Challenge -
Collect every line that includes the string "shoe".

Dataset extract -
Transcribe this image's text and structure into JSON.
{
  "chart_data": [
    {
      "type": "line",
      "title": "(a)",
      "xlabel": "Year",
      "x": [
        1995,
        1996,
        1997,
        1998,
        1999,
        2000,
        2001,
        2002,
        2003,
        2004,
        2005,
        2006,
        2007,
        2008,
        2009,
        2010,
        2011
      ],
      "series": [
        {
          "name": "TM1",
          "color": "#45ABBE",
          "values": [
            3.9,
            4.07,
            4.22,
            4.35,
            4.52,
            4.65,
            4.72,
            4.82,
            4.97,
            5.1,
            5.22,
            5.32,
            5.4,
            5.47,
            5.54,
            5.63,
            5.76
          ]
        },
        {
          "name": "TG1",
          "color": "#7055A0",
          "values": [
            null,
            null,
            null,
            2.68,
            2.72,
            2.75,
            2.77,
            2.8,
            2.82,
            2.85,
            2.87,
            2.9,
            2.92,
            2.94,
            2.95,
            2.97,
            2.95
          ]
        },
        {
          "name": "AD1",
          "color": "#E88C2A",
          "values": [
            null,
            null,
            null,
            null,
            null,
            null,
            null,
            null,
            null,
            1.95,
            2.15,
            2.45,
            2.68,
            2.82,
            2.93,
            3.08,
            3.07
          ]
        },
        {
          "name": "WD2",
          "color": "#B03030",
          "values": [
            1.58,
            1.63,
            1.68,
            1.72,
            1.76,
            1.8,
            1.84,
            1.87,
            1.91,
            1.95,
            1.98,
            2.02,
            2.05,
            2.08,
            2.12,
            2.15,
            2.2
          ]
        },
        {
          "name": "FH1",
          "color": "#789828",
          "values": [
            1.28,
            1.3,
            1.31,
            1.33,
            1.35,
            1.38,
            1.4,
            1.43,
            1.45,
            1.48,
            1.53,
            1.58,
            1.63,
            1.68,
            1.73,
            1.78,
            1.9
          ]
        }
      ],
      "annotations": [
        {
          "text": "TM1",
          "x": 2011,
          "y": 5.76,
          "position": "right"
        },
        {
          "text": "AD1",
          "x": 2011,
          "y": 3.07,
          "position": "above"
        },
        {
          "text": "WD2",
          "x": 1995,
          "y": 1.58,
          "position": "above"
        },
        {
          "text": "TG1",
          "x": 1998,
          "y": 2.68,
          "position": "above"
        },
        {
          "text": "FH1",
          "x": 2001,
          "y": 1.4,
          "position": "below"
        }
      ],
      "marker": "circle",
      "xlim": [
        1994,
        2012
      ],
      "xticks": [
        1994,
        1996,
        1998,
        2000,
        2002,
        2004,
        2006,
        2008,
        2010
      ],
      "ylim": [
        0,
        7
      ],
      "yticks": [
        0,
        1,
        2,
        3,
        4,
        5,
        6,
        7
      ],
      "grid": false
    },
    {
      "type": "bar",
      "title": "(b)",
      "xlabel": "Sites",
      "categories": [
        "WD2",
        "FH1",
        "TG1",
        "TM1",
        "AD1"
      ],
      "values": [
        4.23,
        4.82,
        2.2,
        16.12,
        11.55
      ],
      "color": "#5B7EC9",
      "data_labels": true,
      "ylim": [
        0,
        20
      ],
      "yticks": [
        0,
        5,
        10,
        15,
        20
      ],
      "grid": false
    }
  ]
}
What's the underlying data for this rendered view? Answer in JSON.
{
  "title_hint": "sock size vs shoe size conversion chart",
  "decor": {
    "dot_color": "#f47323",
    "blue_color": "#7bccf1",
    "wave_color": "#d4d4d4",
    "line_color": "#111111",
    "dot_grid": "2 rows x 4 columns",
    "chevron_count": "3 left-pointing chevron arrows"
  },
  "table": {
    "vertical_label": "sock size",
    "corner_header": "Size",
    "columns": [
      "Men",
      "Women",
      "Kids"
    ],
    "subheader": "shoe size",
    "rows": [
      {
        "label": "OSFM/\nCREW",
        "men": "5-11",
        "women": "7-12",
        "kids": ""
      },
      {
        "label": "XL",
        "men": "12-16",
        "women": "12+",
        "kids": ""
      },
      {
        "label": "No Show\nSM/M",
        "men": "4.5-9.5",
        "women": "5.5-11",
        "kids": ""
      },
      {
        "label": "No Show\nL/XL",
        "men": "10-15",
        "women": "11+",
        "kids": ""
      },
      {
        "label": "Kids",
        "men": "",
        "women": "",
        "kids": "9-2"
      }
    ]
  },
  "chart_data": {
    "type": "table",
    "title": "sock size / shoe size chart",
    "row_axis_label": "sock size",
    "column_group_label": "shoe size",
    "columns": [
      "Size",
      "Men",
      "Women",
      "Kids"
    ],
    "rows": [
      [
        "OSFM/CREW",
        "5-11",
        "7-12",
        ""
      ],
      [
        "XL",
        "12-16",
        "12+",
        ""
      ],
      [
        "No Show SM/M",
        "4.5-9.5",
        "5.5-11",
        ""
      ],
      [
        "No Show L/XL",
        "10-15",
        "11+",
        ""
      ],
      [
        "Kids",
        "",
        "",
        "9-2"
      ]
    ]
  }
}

Solution for this exercise -
  "title_hint": "sock size vs shoe size conversion chart",
    "subheader": "shoe size",
    "title": "sock size / shoe size chart",
    "column_group_label": "shoe size",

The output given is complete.